Text section →
— begin —
Socratic Form Microscopy

Resume Tips For Students

by Zach Jacobi in Advice, Software

I graduated from the University of Waterloo with a degree in Honours Nanotechnology Engineering in 2015. Like all engineering programs at UW, this is a coop program. Over the course of four coop terms, I submitted over a hundred resumes and did about 20 interviews.

After I dropped out of graduate school, moved back to Waterloo, and got a job at Alert Labs I suddenly found myself on the other side of equations. I’ve now had a chance to interview students and look at resumes. Hundreds of resumes. Do you know what looking at 200 resumes in a day does to a person? It’s not pretty.

Looking through all these resumes, I was struck by a bunch of self-defeating things that students did. Some of them I remembered doing myself. The double vision was… enlightening. I considered posting an angry anonymous rant on the UW subreddit, but with some helpful prodding, I decided to make a list of advice instead.

Note that all advice is context specific. These are tips that are guaranteed to work if you’re applying for a job and I’m looking at your resume. They’ll quite possibly work well for jobs reviewed by other UW alumni, who also understand the process from both sides. They’re also tips optimized for software jobs, because that’s what I’m hiring for and that’s what I have the most experience applying for. Follow my advice at your own peril.

As always, the views expressed here are my own.

Overall Strategy

Scientists used to partition animals into r-selected species and K-selected species (it refers to the constants the species ostensibly maximized in a population dynamics equation). K-selected species (like humans) have relatively few offspring, but put a lot of effort into each of these offspring. On the other hand, r-selected species (like rats) have a ton of offspring but give each of these offspring very little care.

Which strategy is superior depends a lot on environment.

In coop, it’s the same way. When you’re in 1A or 1B, it actually makes a lot of sense to have a few general resumes (that you still proof-read like mad) and send these out to as many companies as CECA will let you. As you gain experience and figure out what you want, it can pay dividends to become picky about which jobs you apply for and spend a lot of time crafting each resume to maximize the chances that you’ll get an interview.

r-Selection: Apply for all the jobs

If you’re in an early term and using r-selection, you should still spend some time looking at each job. You can send out a lot of resumes, but not an infinite number of resumes and a few heuristics can maximize your chances of being hired. You should probably avoid applying to intermediate and senior positions (the hiring manager may just ignore all first years).

If your resume is sparse, focus on QA jobs, or jobs in early stage companies that can’t afford to pay you very much; they’ll be the most likely to hire you if you lack some (or even most) of the requirements for the positions. Start-ups that are remunerating competitively because they need someone to hit the ground running will be much less likely to extend you an interview if you lack some of the skills they’ve listed.
— end —
Raw data →
— begin —
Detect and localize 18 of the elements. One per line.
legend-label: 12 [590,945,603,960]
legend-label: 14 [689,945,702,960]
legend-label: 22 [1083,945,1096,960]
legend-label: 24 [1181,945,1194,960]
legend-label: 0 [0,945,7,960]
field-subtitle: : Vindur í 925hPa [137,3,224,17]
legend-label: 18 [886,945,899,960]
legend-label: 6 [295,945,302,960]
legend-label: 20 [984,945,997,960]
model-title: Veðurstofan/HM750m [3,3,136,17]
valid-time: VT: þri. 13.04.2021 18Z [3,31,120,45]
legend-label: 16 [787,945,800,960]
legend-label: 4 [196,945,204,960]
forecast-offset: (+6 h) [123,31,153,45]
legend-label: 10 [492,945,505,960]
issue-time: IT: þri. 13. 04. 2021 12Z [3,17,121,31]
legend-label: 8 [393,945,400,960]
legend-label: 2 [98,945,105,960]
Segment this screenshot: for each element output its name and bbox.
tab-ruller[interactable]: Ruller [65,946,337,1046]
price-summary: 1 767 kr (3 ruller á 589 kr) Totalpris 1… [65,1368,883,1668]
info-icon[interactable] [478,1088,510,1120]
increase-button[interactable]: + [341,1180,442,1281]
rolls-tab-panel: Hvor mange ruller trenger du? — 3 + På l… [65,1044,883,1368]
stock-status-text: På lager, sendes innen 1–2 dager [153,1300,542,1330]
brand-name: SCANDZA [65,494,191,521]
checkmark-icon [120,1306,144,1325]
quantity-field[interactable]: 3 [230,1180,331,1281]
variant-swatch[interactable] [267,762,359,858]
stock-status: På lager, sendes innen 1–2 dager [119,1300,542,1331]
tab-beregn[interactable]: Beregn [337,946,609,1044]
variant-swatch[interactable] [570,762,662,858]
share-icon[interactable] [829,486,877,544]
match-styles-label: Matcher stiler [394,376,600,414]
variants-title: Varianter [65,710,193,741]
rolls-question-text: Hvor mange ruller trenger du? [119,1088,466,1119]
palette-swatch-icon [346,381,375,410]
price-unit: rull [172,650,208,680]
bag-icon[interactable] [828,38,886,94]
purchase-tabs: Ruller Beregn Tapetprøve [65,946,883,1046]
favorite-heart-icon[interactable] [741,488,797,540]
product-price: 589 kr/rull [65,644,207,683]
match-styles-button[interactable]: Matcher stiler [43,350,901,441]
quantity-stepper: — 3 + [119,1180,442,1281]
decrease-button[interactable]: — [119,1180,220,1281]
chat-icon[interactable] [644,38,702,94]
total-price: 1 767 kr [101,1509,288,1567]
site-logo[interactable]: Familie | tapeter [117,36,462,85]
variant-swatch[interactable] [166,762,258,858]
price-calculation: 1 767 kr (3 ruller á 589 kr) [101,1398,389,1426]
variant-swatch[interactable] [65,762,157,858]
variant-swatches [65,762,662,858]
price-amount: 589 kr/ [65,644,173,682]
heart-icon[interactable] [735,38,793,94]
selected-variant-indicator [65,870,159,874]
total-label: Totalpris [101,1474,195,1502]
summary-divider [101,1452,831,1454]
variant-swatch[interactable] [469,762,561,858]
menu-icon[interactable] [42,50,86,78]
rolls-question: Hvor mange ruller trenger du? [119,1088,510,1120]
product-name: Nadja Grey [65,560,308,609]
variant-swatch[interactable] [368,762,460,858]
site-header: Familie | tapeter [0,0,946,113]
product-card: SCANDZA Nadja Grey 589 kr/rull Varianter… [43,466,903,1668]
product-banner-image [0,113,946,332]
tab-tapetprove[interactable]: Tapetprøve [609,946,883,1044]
— end —
Problem details →
Pick up the resume tips for students where they stop and keep writing them.

Task response →
In most cases, you won’t want to use a cover letter. The person reading it can tell instantly if you’re sending the same one to everyone (yes, even if you change the names), at which point it becomes mostly useless. If you’re using a form letter, the only reason to send one is if you want to prove to the employer that your writing skills are up to scratch. This means that your cover letter must be perfect. Reading it over a few times isn’t enough. Read it out loud twice, then pass it off to a friend to read. Then incorporate their edits and read it out loud twice more. If you don’t trust your own writing, bring it to the writing centre and have them help you.

Don’t be too married to r-selection though. If there’s a job that you’re really interested in, follow the K-selection advice and put together a really solid package.

K-Selection: Optimize your Resume

When you’re in your later terms, it can pay to be picky. Interviews are a huge time commitment and you don’t want to have to do 20 of them (I know people who’ve been in this situation and they did not enjoy it). Look through job postings carefully. From the information you have, imagine yourself working there. Are you happy? Fulfilled? Excited to go to work? If no, then pass.

In addition to optimizing your resume, you should write a unique cover letter for each job. How unique? My rule of thumb is that approximately half of the cover letter should be specific to the job. Be sure to mention whatever it was you imagined would make you happy at the job. Tell the hiring manager that you expect to be able to do your best job there because of **_**. Highlight a skill from your resume that the employer is looking for and tell them (in one paragraph) how you used it in a previous coop term or personal project. Tell them the benefits that that company got from you applying that skill there. You want to sell them the idea that their life will be better if you’re working for them, doing that thing.

If you have any blemishes on your record (a failed coop term or low ranking), you can ignore it. This is easy mode and probably the safest bet. But if you’re feeling adventurous or think your dream job has high standards explain what happened. A reasonable explanation can move a resume from the reject pile to the interview pile. Owning up to failures shows maturity. Introspecting and planning on how to do better shows even more maturity. Trust me when I say most employers are looking to work with mature adults.

On your resume, judiciously prune references to skills that the company doesn’t care about. If there’s something you’re so proud of or skilled in that you don’t want to cut it even though it wasn’t in the posting, move it to the end of the skills list. Make it easy for them to see that you have framework X or language Y. When discussing your past coop terms, reference these skills/languages/frameworks. Give them confidence that you really know it.

If you have hard numbers on improvements that you’ve made, let people know. On my resume, I talk about a script that used to take six weeks to run and can now be run in two hours. Like I said above, you want them to believe that things at their company will be X% better with you working there.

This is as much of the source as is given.